Dość tej monotonii! Postanowiłam, że posty nie będą takie jak dotychczas. W związku z tym, że niecały tydzień temu były wybory zamierzam wprowadzić kilka gruntownych zmian. :D Więcej własnej opinii, różnorodność postów (komplikacje, odkrywanie artystów itp.), piosenki, które Wy przesyłacie. Myślę, że jakoś to wyjdzie.
Dzisiaj zespół, każdy zna, bo kto go nie próbował chociaż raz zaśpiewać z marnym skutkiem. Tak, jedenaście lat temu podbili rynek muzyczny, potem słuch o nich zaginął. Panie i Panowie przed Wami O-Zone.
Takie trochę Mołdawskie disco polo. Szczerze to jeszcze tak intrygującego tekstu nie widziałam. Znowu to powtórzę, wiem że disco ma porywać do tańca i brak w nim logiki. Ta definicja idealnie określa to dziwne zbiorowisko słów. Nie byłabym sobą, gdybym tego nie skomentowała.Temat - miłość(no kto by się tego spodziewał). Co ma telefon do Picassa? Właściwie to pytanie powinno zastąpić wszystko co mam do powiedzenia na temat tekstu. Nic, to jest w tym najzabawniejsze. Słowa są wyciągnięte z rękawa i absolutnie nie nadają się do jakiś interpretacji czy głębszych przemyśleń. Jeśli się tak mocniej zastanowić to cały post będzie w tym stylu.
Plusem jest oryginalny teledysk, który jak na rok 2003 zachwycił połowę społeczeństwa.
Chcesz zatańczyć na skrzydle samolotu, może chcesz nauczyć się latać? Widocznie nie jest to takie trudne. Panowie z zespołu świetnie i bez problemów wykonują te czynności. Kompletnie nie pasujące do niczego scenki z dość realistycznymi (tutaj brawa dla grafików) wycinkami z komiksów, które nadają klipowi dynamiczności. Rozbawiło mnie porównanie Arsenie'go do Freddy'ego Krueger'a możliwe, że jest jak najbardziej trafne. Jeśli chodzi o całą twórczość tego zespołu, bardziej podoba mi się kawałek Despre Tine.

★ ★ ★ ★ ★ ★ ★

• _Zadania do rozwiązania_:
1. Sprawdź, czy zdania (a), (b) i (c) zgadzają się z tekstem o O-Zone. Przy każdym odpowiedz „tak” lub „nie” i przytocz dosłownie słowa tekstu, które to rozstrzygają.
(a) Tematem tekstu piosenki jest miłość.
(b) Słowa piosenki nadają się do głębszej interpretacji.
(c) Z twórczości zespołu bardziej podoba się utwór „Despre Tine”.
2. Ile lat temu zespół podbił rynek muzyczny według tekstu o O-Zone?
Listing nie jest potrzebny do wykonania zadań.

• _Wyodrębniony listing_:
★ ★ ★ ★ ★ ★ ★

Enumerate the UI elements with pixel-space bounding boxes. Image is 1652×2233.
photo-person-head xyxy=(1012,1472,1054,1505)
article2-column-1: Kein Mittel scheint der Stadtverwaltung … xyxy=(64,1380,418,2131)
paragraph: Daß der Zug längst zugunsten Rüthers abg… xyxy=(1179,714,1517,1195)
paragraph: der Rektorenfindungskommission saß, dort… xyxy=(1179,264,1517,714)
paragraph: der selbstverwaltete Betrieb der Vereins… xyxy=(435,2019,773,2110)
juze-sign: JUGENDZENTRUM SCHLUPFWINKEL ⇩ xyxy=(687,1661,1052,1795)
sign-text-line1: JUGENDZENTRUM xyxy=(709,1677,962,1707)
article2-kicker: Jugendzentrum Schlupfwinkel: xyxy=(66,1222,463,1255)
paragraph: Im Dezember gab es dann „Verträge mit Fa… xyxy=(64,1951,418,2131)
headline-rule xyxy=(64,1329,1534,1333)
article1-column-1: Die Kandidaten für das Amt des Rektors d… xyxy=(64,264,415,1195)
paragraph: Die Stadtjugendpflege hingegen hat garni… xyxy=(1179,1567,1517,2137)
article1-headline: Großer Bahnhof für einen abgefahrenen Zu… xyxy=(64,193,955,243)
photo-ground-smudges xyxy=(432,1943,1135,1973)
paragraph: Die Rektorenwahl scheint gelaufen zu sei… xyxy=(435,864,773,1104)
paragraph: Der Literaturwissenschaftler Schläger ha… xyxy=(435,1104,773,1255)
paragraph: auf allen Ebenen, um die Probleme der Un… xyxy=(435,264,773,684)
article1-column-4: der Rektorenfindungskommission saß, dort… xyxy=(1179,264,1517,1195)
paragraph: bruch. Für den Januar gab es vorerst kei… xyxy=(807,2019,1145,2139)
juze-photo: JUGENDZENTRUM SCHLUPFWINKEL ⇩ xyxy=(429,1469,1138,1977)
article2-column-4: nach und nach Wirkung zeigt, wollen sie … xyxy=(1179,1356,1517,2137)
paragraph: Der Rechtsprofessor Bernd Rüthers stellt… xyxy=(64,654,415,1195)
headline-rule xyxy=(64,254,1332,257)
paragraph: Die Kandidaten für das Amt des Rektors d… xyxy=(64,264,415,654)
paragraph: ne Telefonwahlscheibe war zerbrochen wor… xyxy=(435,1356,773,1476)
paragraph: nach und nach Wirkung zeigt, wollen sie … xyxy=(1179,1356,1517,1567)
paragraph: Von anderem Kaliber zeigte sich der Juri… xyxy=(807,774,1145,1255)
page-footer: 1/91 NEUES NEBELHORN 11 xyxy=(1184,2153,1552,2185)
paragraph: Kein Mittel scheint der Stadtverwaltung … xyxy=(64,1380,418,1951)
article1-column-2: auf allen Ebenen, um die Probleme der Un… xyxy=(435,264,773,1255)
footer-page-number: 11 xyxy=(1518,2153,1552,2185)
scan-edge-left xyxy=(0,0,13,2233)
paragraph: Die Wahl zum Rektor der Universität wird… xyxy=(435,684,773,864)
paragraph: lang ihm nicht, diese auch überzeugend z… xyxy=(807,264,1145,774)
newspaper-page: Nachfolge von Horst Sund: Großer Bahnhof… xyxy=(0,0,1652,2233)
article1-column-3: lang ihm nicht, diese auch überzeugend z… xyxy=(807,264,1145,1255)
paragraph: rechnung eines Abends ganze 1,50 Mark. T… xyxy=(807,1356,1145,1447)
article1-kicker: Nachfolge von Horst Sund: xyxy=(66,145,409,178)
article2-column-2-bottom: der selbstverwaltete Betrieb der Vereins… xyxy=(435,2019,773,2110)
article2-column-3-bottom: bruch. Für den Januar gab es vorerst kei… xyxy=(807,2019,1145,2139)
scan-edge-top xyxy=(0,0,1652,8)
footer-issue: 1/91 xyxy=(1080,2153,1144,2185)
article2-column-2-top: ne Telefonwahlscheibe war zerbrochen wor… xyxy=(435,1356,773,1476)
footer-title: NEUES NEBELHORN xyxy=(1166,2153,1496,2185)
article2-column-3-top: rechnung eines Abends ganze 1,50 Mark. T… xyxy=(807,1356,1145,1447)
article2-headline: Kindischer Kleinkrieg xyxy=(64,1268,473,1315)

★ ★ ★ ★ ★ ★ ★

• _Rozwiązania zadań_:
1.
(a) Tak: „Temat - miłość”.
(b) Nie: „absolutnie nie nadają się do jakiś interpretacji czy głębszych przemyśleń”.
(c) Tak: „Jeśli chodzi o całą twórczość tego zespołu, bardziej podoba mi się kawałek Despre Tine”.

2. Jedenaście lat temu.